Data items:
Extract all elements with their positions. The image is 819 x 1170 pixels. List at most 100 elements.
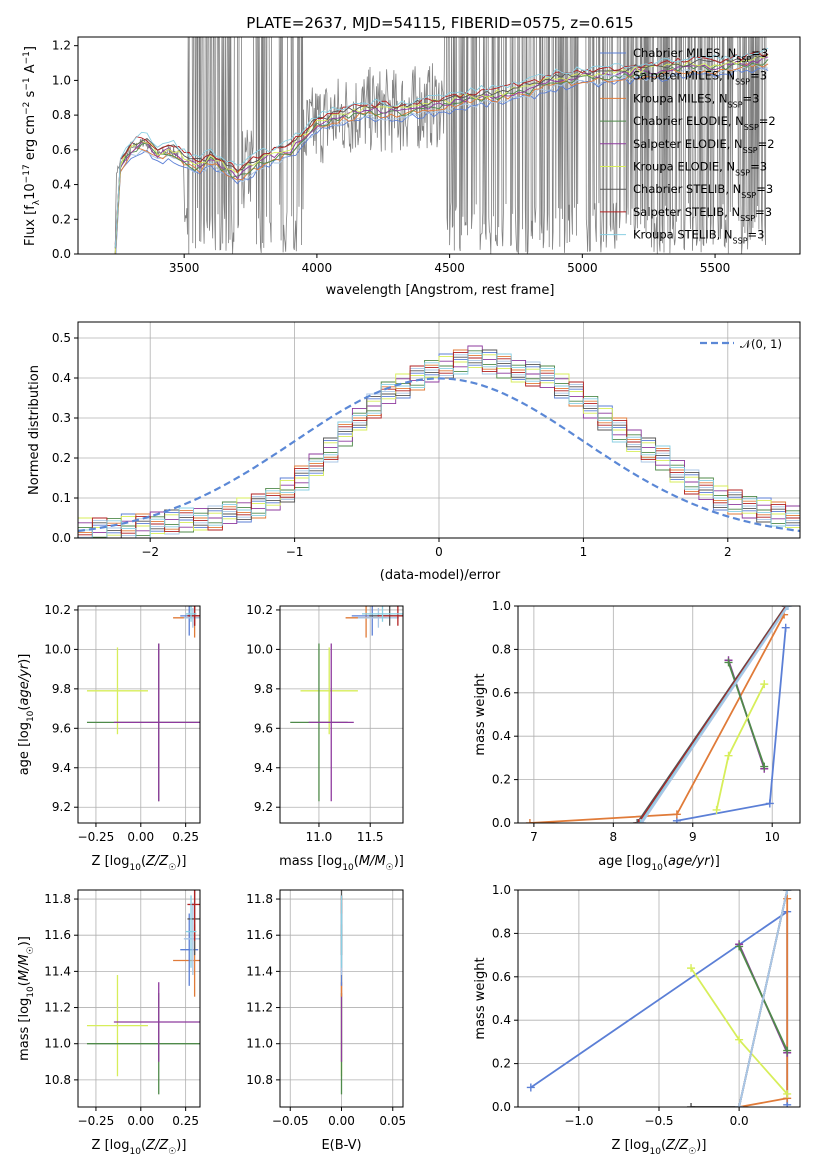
plus-marker: [634, 819, 643, 823]
panel-mass_weight_vs_Z: −1.0 −0.5 0.0 0.0 0.2 0.4 0.6 0.8 1.0 Z [log10(Z/…: [473, 883, 801, 1157]
y-tick-label: 0.8: [492, 926, 511, 940]
x-tick-label: 0.25: [172, 830, 199, 844]
legend-label: Kroupa ELODIE, NSSP=3: [633, 160, 767, 178]
plot-area: [290, 606, 403, 802]
y-tick-label: 11.8: [44, 892, 71, 906]
label-part: (: [141, 1138, 146, 1153]
legend-label: Kroupa MILES, NSSP=3: [633, 91, 759, 109]
plus-marker: [687, 1103, 696, 1107]
legend-name: Kroupa MILES, N: [633, 91, 728, 105]
label-part: −2: [22, 102, 32, 115]
label-part: Z [log: [92, 854, 130, 869]
legend-label: Chabrier MILES, NSSP=3: [633, 46, 768, 64]
axes-frame: [77, 36, 801, 255]
label-part: )]: [17, 936, 32, 946]
hist-step-chabrier-stelib: [78, 349, 800, 538]
label-part: 10: [342, 863, 354, 873]
x-tick-label: 9: [689, 830, 697, 844]
y-tick-label: 1.0: [492, 599, 511, 613]
label-part: 10: [129, 863, 141, 873]
plot-area: [86, 606, 200, 802]
y-tick-label: 0.2: [52, 212, 71, 226]
x-tick-label: 0.00: [127, 830, 154, 844]
x-tick-label: −0.25: [78, 830, 115, 844]
plus-marker: [760, 762, 769, 771]
x-tick-label: 0.0: [730, 1114, 749, 1128]
label-part: λ: [32, 199, 42, 205]
x-axis-label: age [log10(age/yr)]: [598, 854, 720, 873]
x-tick-label: 0.00: [127, 1114, 154, 1128]
data-spectrum-line: [114, 37, 767, 254]
x-tick-label: −0.25: [78, 1114, 115, 1128]
plot-area: [525, 606, 793, 823]
label-part: 10: [26, 710, 36, 722]
model-line-chabrier-elodie: [114, 59, 769, 254]
y-tick-label: 0.4: [492, 729, 511, 743]
y-tick-label: 10.0: [44, 642, 71, 656]
hist-step-salpeter-stelib: [78, 351, 800, 536]
y-tick-label: 10.2: [246, 603, 273, 617]
panel-age_vs_mass: 11.0 11.5 9.2 9.4 9.6 9.8 10.0 10.2 mass [log10(…: [246, 603, 404, 873]
plus-marker: [760, 680, 769, 689]
label-part: 10: [649, 1147, 661, 1157]
label-part: mass [log: [279, 854, 342, 869]
legend-name: Kroupa STELIB, N: [633, 228, 733, 242]
panel-spectrum: 3500 4000 4500 5000 5500 0.0 0.2 0.4 0.6 0.8 1.0 1.…: [22, 36, 801, 298]
y-tick-label: 9.8: [254, 682, 273, 696]
label-part: (: [17, 981, 32, 986]
x-axis-label: wavelength [Angstrom, rest frame]: [326, 283, 555, 298]
x-tick-label: 4000: [302, 261, 333, 275]
model-line-salpeter-stelib: [114, 50, 769, 245]
y-tick-label: 10.8: [44, 1073, 71, 1087]
label-part: )]: [394, 854, 404, 869]
label-part: 10: [26, 986, 36, 998]
y-tick-label: 0.4: [52, 371, 71, 385]
label-part: (: [661, 1138, 666, 1153]
plus-marker: [525, 819, 534, 823]
plus-marker: [687, 964, 696, 973]
x-tick-label: 11.5: [357, 830, 384, 844]
label-part: age [log: [598, 854, 651, 869]
label-part: ]: [23, 46, 38, 51]
label-part: mass [log: [17, 998, 32, 1061]
panel-mass_vs_ebv: −0.05 0.00 0.05 10.8 11.0 11.2 11.4 11.6 11.8 E(B…: [246, 889, 406, 1153]
y-tick-label: 11.4: [246, 964, 273, 978]
weight-line: [676, 627, 787, 822]
y-tick-label: 11.2: [246, 1001, 273, 1015]
y-tick-label: 1.0: [52, 73, 71, 87]
y-tick-label: 10.0: [246, 642, 273, 656]
label-part: 10: [651, 863, 663, 873]
y-axis-label: Flux [fλ10−17 erg cm−2 s−1 A−1]: [22, 46, 42, 246]
label-part: M/M: [359, 854, 386, 869]
label-part: )]: [696, 1138, 706, 1153]
label-part: ☉: [168, 863, 176, 873]
y-tick-label: 0.0: [492, 1100, 511, 1114]
x-tick-label: 0.00: [328, 1114, 355, 1128]
weight-line: [738, 890, 789, 1107]
x-axis-label: Z [log10(Z/Z☉)]: [92, 1138, 187, 1157]
label-part: Normed distribution: [27, 365, 42, 495]
y-tick-label: 1.2: [52, 39, 71, 53]
y-tick-label: 0.3: [52, 411, 71, 425]
y-axis-label: mass [log10(M/M☉)]: [17, 936, 36, 1061]
label-part: (data-model)/error: [380, 568, 501, 583]
label-part: Z [log: [612, 1138, 650, 1153]
legend-normal-label: 𝒩(0, 1): [740, 337, 782, 351]
panel-age_vs_Z: −0.25 0.00 0.259.29.49.69.810.010.2Z [log1…: [17, 603, 201, 873]
panel-mass_vs_Z: −0.25 0.00 0.25 10.8 11.0 11.2 11.4 11.6 11.8 Z […: [17, 889, 201, 1157]
x-tick-label: −2: [141, 545, 159, 559]
plus-marker: [724, 658, 733, 667]
plus-marker: [724, 751, 733, 760]
label-part: Z/Z: [145, 854, 169, 869]
label-part: mass weight: [473, 957, 488, 1039]
x-tick-label: 1: [580, 545, 588, 559]
legend-value: =3: [750, 69, 767, 83]
label-part: M/M: [17, 954, 32, 981]
figure-title: PLATE=2637, MJD=54115, FIBERID=0575, z=0…: [246, 14, 633, 32]
label-part: wavelength [Angstrom, rest frame]: [326, 283, 555, 298]
legend-label: Salpeter MILES, NSSP=3: [633, 69, 767, 87]
y-tick-label: 0.2: [52, 451, 71, 465]
y-tick-label: 11.0: [246, 1037, 273, 1051]
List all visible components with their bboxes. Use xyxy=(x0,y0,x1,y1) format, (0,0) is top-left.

→ Request: Reproduce the lines above with each occurrence of "plus-marker" changed to "cross-marker" and all other text left the same. Omit the pictures from the reproduction.

→ Task solution:
Extract all elements with their positions. The image is 819 x 1170 pixels. List at most 100 elements.
cross-marker: [634, 819, 643, 823]
panel-mass_weight_vs_Z: −1.0 −0.5 0.0 0.0 0.2 0.4 0.6 0.8 1.0 Z [log10(Z/…: [473, 883, 801, 1157]
y-tick-label: 0.8: [492, 926, 511, 940]
x-tick-label: 0.25: [172, 830, 199, 844]
legend-label: Kroupa ELODIE, NSSP=3: [633, 160, 767, 178]
plot-area: [290, 606, 403, 802]
y-tick-label: 11.8: [44, 892, 71, 906]
label-part: (: [141, 1138, 146, 1153]
legend-label: Kroupa MILES, NSSP=3: [633, 91, 759, 109]
cross-marker: [687, 1103, 696, 1107]
legend-name: Kroupa MILES, N: [633, 91, 728, 105]
label-part: −2: [22, 102, 32, 115]
label-part: Z [log: [92, 854, 130, 869]
legend-label: Chabrier MILES, NSSP=3: [633, 46, 768, 64]
axes-frame: [77, 36, 801, 255]
label-part: )]: [17, 936, 32, 946]
hist-step-chabrier-stelib: [78, 349, 800, 538]
label-part: 10: [342, 863, 354, 873]
x-tick-label: 9: [689, 830, 697, 844]
y-tick-label: 1.0: [492, 599, 511, 613]
label-part: 10: [129, 863, 141, 873]
plot-area: [86, 606, 200, 802]
y-tick-label: 0.2: [52, 212, 71, 226]
x-tick-label: 0.00: [127, 830, 154, 844]
x-tick-label: −0.25: [78, 830, 115, 844]
cross-marker: [760, 762, 769, 771]
x-tick-label: 0.0: [730, 1114, 749, 1128]
label-part: λ: [32, 199, 42, 205]
x-axis-label: age [log10(age/yr)]: [598, 854, 720, 873]
x-tick-label: 0.00: [127, 1114, 154, 1128]
data-spectrum-line: [114, 37, 767, 254]
x-tick-label: −0.25: [78, 1114, 115, 1128]
plot-area: [525, 606, 793, 823]
label-part: 10: [26, 710, 36, 722]
model-line-chabrier-elodie: [114, 59, 769, 254]
y-tick-label: 0.4: [492, 729, 511, 743]
y-tick-label: 10.0: [44, 642, 71, 656]
hist-step-salpeter-stelib: [78, 351, 800, 536]
y-tick-label: 10.2: [246, 603, 273, 617]
panel-age_vs_mass: 11.0 11.5 9.2 9.4 9.6 9.8 10.0 10.2 mass [log10(…: [246, 603, 404, 873]
cross-marker: [760, 680, 769, 689]
label-part: 10: [649, 1147, 661, 1157]
label-part: mass [log: [279, 854, 342, 869]
legend-name: Kroupa STELIB, N: [633, 228, 733, 242]
panel-spectrum: 3500 4000 4500 5000 5500 0.0 0.2 0.4 0.6 0.8 1.0 1.…: [22, 36, 801, 298]
y-tick-label: 9.8: [254, 682, 273, 696]
label-part: (: [17, 981, 32, 986]
x-axis-label: wavelength [Angstrom, rest frame]: [326, 283, 555, 298]
x-tick-label: 4000: [302, 261, 333, 275]
model-line-salpeter-stelib: [114, 50, 769, 245]
y-tick-label: 10.8: [44, 1073, 71, 1087]
label-part: )]: [394, 854, 404, 869]
label-part: 10: [26, 986, 36, 998]
y-tick-label: 0.4: [52, 371, 71, 385]
label-part: (: [661, 1138, 666, 1153]
cross-marker: [525, 819, 534, 823]
cross-marker: [687, 964, 696, 973]
x-tick-label: 11.5: [357, 830, 384, 844]
label-part: age [log: [598, 854, 651, 869]
label-part: ]: [23, 46, 38, 51]
label-part: mass [log: [17, 998, 32, 1061]
panel-mass_vs_ebv: −0.05 0.00 0.05 10.8 11.0 11.2 11.4 11.6 11.8 E(B…: [246, 889, 406, 1153]
y-tick-label: 11.4: [246, 964, 273, 978]
weight-line: [676, 627, 787, 822]
y-tick-label: 11.2: [246, 1001, 273, 1015]
y-tick-label: 1.0: [52, 73, 71, 87]
y-tick-label: 10.0: [246, 642, 273, 656]
label-part: 10: [651, 863, 663, 873]
y-axis-label: Flux [fλ10−17 erg cm−2 s−1 A−1]: [22, 46, 42, 246]
label-part: M/M: [359, 854, 386, 869]
label-part: )]: [696, 1138, 706, 1153]
label-part: ☉: [168, 863, 176, 873]
y-tick-label: 0.0: [492, 1100, 511, 1114]
x-tick-label: 0.00: [328, 1114, 355, 1128]
weight-line: [738, 890, 789, 1107]
x-axis-label: Z [log10(Z/Z☉)]: [92, 1138, 187, 1157]
label-part: Normed distribution: [27, 365, 42, 495]
y-tick-label: 1.2: [52, 39, 71, 53]
y-tick-label: 0.3: [52, 411, 71, 425]
y-axis-label: mass [log10(M/M☉)]: [17, 936, 36, 1061]
label-part: (data-model)/error: [380, 568, 501, 583]
label-part: Z [log: [612, 1138, 650, 1153]
legend-normal-label: 𝒩(0, 1): [740, 337, 782, 351]
panel-age_vs_Z: −0.25 0.00 0.259.29.49.69.810.010.2Z [log1…: [17, 603, 201, 873]
panel-mass_vs_Z: −0.25 0.00 0.25 10.8 11.0 11.2 11.4 11.6 11.8 Z […: [17, 889, 201, 1157]
x-tick-label: −2: [141, 545, 159, 559]
cross-marker: [724, 658, 733, 667]
cross-marker: [724, 751, 733, 760]
label-part: Z/Z: [145, 854, 169, 869]
label-part: mass weight: [473, 957, 488, 1039]
x-tick-label: 1: [580, 545, 588, 559]
legend-value: =3: [750, 69, 767, 83]
label-part: M/M: [17, 954, 32, 981]
figure-title: PLATE=2637, MJD=54115, FIBERID=0575, z=0…: [246, 14, 633, 32]
label-part: wavelength [Angstrom, rest frame]: [326, 283, 555, 298]
legend-label: Salpeter MILES, NSSP=3: [633, 69, 767, 87]
y-tick-label: 0.2: [52, 451, 71, 465]
y-tick-label: 11.0: [246, 1037, 273, 1051]
List all visible components with their bboxes. Use xyxy=(x0,y0,x1,y1) format, (0,0) is top-left.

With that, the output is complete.